### STATED GOAL
Omit all pictures and give the records below again exactly as written.

Records from a data collection:
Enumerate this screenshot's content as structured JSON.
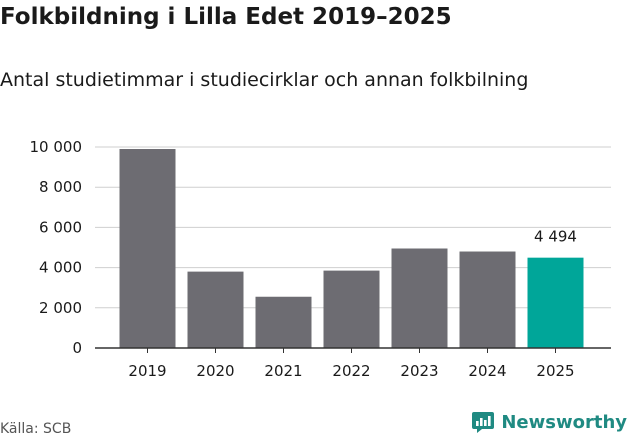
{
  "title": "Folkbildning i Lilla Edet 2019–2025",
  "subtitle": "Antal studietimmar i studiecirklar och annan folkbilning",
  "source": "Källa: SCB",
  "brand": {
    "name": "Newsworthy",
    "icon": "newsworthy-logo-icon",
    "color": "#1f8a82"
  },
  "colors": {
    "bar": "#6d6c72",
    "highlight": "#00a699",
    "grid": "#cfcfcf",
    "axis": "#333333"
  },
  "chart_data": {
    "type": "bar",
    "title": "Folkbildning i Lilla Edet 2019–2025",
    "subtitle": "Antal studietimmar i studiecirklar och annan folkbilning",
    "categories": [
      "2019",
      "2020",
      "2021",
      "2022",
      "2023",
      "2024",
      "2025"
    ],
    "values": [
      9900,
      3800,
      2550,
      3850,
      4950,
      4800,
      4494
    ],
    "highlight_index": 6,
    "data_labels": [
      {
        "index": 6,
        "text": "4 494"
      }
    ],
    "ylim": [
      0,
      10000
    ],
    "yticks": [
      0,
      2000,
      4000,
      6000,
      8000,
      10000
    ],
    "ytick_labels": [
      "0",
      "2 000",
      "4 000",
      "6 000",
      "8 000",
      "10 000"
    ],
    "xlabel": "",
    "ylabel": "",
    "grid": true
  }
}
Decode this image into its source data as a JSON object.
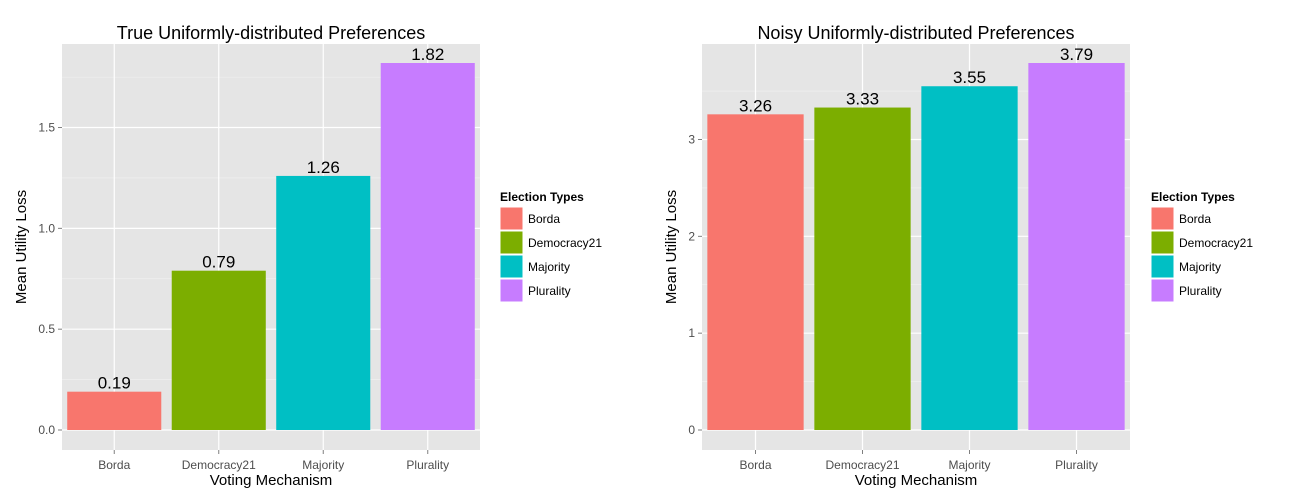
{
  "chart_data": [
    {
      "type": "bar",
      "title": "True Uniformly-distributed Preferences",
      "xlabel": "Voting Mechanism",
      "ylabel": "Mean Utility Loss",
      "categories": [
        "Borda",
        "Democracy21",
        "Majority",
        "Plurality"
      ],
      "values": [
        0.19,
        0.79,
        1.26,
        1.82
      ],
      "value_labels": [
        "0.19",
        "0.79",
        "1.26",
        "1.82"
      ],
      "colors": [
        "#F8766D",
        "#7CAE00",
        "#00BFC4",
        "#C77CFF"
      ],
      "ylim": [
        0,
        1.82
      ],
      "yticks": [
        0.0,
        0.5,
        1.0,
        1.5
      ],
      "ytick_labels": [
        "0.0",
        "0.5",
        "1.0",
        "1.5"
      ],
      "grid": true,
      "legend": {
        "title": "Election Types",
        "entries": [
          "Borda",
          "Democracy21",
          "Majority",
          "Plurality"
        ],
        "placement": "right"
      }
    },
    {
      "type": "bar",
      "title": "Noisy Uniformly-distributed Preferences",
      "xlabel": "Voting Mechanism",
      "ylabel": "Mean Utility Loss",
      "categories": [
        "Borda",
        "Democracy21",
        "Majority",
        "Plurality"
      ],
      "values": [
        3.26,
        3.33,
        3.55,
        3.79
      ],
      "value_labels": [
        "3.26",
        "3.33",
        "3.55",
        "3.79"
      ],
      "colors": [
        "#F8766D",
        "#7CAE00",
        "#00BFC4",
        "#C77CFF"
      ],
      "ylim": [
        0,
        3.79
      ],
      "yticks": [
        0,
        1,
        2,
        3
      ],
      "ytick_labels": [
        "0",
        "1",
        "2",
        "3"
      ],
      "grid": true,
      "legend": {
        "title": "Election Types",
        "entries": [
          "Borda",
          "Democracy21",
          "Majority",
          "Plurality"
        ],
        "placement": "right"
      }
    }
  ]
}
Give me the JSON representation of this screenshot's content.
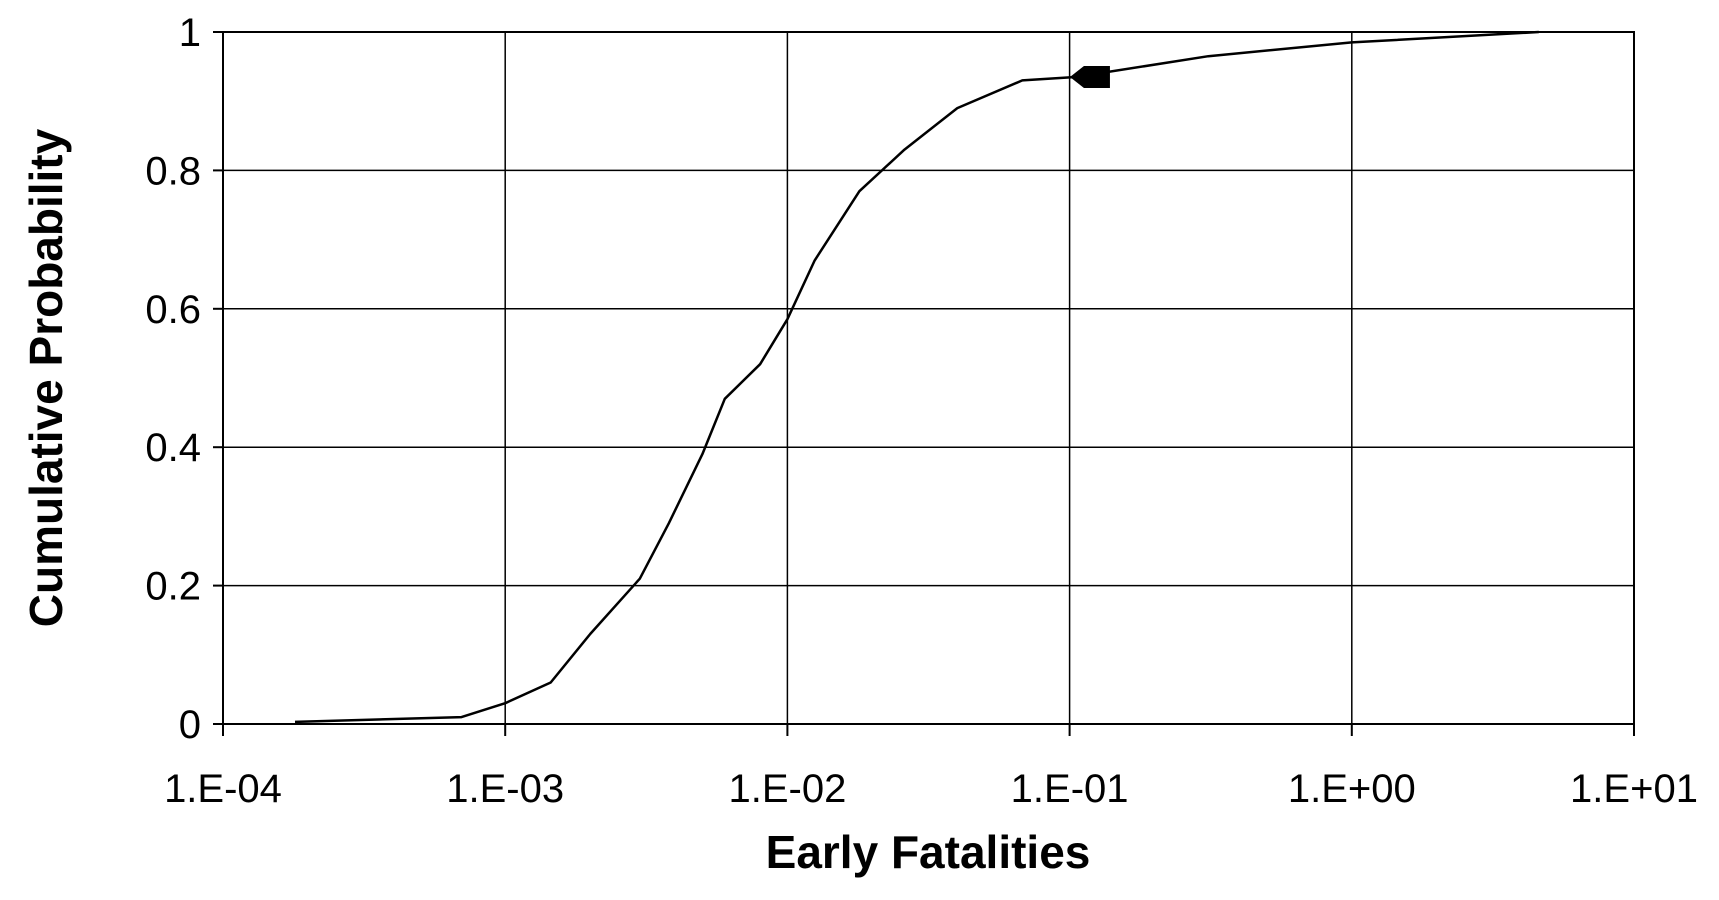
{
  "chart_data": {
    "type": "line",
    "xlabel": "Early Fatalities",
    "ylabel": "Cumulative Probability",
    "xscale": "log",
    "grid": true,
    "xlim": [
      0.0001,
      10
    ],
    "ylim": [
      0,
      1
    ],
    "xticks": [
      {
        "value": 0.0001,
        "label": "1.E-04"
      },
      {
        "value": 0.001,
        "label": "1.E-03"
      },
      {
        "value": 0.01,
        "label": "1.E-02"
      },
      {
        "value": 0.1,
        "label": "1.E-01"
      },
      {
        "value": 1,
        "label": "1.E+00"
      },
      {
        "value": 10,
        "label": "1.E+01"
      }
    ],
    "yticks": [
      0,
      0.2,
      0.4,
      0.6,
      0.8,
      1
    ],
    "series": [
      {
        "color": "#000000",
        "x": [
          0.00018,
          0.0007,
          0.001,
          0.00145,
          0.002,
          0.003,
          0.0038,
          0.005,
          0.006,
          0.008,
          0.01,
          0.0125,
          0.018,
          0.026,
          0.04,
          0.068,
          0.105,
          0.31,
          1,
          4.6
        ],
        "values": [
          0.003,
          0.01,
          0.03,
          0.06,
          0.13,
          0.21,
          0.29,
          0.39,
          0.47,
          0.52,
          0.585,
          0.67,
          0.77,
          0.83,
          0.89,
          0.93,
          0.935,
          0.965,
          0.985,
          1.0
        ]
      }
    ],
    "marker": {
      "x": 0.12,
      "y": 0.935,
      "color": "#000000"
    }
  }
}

### THE ANSWER
Enumerate this screenshot's content as structured JSON.
{
  "title": "Folkbildning i Lilla Edet 2019–2025",
  "subtitle": "Antal studietimmar i studiecirklar och annan folkbilning",
  "source": "Källa: SCB",
  "brand": {
    "name": "Newsworthy",
    "icon": "newsworthy-logo-icon",
    "color": "#1f8a82"
  },
  "colors": {
    "bar": "#6d6c72",
    "highlight": "#00a699",
    "grid": "#cfcfcf",
    "axis": "#333333"
  },
  "chart_data": {
    "type": "bar",
    "title": "Folkbildning i Lilla Edet 2019–2025",
    "subtitle": "Antal studietimmar i studiecirklar och annan folkbilning",
    "categories": [
      "2019",
      "2020",
      "2021",
      "2022",
      "2023",
      "2024",
      "2025"
    ],
    "values": [
      9900,
      3800,
      2550,
      3850,
      4950,
      4800,
      4494
    ],
    "highlight_index": 6,
    "data_labels": [
      {
        "index": 6,
        "text": "4 494"
      }
    ],
    "ylim": [
      0,
      10000
    ],
    "yticks": [
      0,
      2000,
      4000,
      6000,
      8000,
      10000
    ],
    "ytick_labels": [
      "0",
      "2 000",
      "4 000",
      "6 000",
      "8 000",
      "10 000"
    ],
    "xlabel": "",
    "ylabel": "",
    "grid": true
  }
}
Decode this image into its source data as a JSON object.
{
  "chart_data": [
    {
      "type": "bar",
      "title": "True Uniformly-distributed Preferences",
      "xlabel": "Voting Mechanism",
      "ylabel": "Mean Utility Loss",
      "categories": [
        "Borda",
        "Democracy21",
        "Majority",
        "Plurality"
      ],
      "values": [
        0.19,
        0.79,
        1.26,
        1.82
      ],
      "value_labels": [
        "0.19",
        "0.79",
        "1.26",
        "1.82"
      ],
      "colors": [
        "#F8766D",
        "#7CAE00",
        "#00BFC4",
        "#C77CFF"
      ],
      "ylim": [
        0,
        1.82
      ],
      "yticks": [
        0.0,
        0.5,
        1.0,
        1.5
      ],
      "ytick_labels": [
        "0.0",
        "0.5",
        "1.0",
        "1.5"
      ],
      "grid": true,
      "legend": {
        "title": "Election Types",
        "entries": [
          "Borda",
          "Democracy21",
          "Majority",
          "Plurality"
        ],
        "placement": "right"
      }
    },
    {
      "type": "bar",
      "title": "Noisy Uniformly-distributed Preferences",
      "xlabel": "Voting Mechanism",
      "ylabel": "Mean Utility Loss",
      "categories": [
        "Borda",
        "Democracy21",
        "Majority",
        "Plurality"
      ],
      "values": [
        3.26,
        3.33,
        3.55,
        3.79
      ],
      "value_labels": [
        "3.26",
        "3.33",
        "3.55",
        "3.79"
      ],
      "colors": [
        "#F8766D",
        "#7CAE00",
        "#00BFC4",
        "#C77CFF"
      ],
      "ylim": [
        0,
        3.79
      ],
      "yticks": [
        0,
        1,
        2,
        3
      ],
      "ytick_labels": [
        "0",
        "1",
        "2",
        "3"
      ],
      "grid": true,
      "legend": {
        "title": "Election Types",
        "entries": [
          "Borda",
          "Democracy21",
          "Majority",
          "Plurality"
        ],
        "placement": "right"
      }
    }
  ]
}
Give me the JSON representation of this screenshot's content.
{
  "chart_data": {
    "type": "line",
    "xlabel": "Early Fatalities",
    "ylabel": "Cumulative Probability",
    "xscale": "log",
    "grid": true,
    "xlim": [
      0.0001,
      10
    ],
    "ylim": [
      0,
      1
    ],
    "xticks": [
      {
        "value": 0.0001,
        "label": "1.E-04"
      },
      {
        "value": 0.001,
        "label": "1.E-03"
      },
      {
        "value": 0.01,
        "label": "1.E-02"
      },
      {
        "value": 0.1,
        "label": "1.E-01"
      },
      {
        "value": 1,
        "label": "1.E+00"
      },
      {
        "value": 10,
        "label": "1.E+01"
      }
    ],
    "yticks": [
      0,
      0.2,
      0.4,
      0.6,
      0.8,
      1
    ],
    "series": [
      {
        "color": "#000000",
        "x": [
          0.00018,
          0.0007,
          0.001,
          0.00145,
          0.002,
          0.003,
          0.0038,
          0.005,
          0.006,
          0.008,
          0.01,
          0.0125,
          0.018,
          0.026,
          0.04,
          0.068,
          0.105,
          0.31,
          1,
          4.6
        ],
        "values": [
          0.003,
          0.01,
          0.03,
          0.06,
          0.13,
          0.21,
          0.29,
          0.39,
          0.47,
          0.52,
          0.585,
          0.67,
          0.77,
          0.83,
          0.89,
          0.93,
          0.935,
          0.965,
          0.985,
          1.0
        ]
      }
    ],
    "marker": {
      "x": 0.12,
      "y": 0.935,
      "color": "#000000"
    }
  }
}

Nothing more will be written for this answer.